Material –
# # # # # # #

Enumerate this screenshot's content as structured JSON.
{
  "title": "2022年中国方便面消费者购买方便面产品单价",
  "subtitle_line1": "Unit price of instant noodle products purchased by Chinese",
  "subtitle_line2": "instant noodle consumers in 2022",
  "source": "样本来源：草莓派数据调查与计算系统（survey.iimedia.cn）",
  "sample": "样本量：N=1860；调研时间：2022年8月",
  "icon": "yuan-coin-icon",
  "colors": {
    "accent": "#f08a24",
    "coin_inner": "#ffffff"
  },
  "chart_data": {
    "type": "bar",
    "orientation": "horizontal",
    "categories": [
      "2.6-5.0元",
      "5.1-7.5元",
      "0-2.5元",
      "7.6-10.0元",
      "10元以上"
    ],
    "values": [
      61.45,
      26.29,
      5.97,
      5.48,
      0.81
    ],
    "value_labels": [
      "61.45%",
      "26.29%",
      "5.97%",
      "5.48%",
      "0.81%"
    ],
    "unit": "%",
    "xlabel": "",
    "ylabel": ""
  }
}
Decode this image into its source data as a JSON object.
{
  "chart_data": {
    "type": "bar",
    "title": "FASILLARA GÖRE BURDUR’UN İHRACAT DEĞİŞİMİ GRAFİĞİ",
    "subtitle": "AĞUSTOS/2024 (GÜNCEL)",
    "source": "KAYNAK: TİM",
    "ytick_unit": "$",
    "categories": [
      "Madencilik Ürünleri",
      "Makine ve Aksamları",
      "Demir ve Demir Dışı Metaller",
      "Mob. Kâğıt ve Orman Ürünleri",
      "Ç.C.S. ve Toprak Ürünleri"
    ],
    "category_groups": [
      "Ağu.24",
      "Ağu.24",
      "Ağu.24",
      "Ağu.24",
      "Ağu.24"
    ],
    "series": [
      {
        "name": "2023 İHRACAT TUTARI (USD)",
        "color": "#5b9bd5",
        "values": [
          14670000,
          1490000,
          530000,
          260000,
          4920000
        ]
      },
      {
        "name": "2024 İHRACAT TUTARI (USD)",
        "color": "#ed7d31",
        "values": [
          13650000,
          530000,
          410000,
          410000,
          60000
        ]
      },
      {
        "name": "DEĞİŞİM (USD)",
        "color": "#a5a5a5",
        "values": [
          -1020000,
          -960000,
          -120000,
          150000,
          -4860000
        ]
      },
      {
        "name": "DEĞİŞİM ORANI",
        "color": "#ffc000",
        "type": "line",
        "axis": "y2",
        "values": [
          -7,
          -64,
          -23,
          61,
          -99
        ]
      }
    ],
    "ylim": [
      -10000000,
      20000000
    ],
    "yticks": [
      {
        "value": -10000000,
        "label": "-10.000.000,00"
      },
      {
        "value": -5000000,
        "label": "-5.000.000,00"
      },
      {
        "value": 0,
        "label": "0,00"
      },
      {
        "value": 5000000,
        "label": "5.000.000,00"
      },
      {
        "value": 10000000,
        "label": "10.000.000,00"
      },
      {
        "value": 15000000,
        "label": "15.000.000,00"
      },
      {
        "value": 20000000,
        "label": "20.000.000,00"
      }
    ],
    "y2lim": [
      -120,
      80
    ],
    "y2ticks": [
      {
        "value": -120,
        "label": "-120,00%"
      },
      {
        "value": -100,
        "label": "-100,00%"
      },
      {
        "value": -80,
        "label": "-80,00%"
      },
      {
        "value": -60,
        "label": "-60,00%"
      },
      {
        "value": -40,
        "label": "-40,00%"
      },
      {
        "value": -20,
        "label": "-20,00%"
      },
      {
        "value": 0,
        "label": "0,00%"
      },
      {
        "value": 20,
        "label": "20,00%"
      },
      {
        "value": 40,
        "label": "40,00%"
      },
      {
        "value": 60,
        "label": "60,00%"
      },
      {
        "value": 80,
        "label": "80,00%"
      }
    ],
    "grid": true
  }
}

# # # # # # #

Check every line in the material above for the string "JSON", then give only the number of lines that have it.

2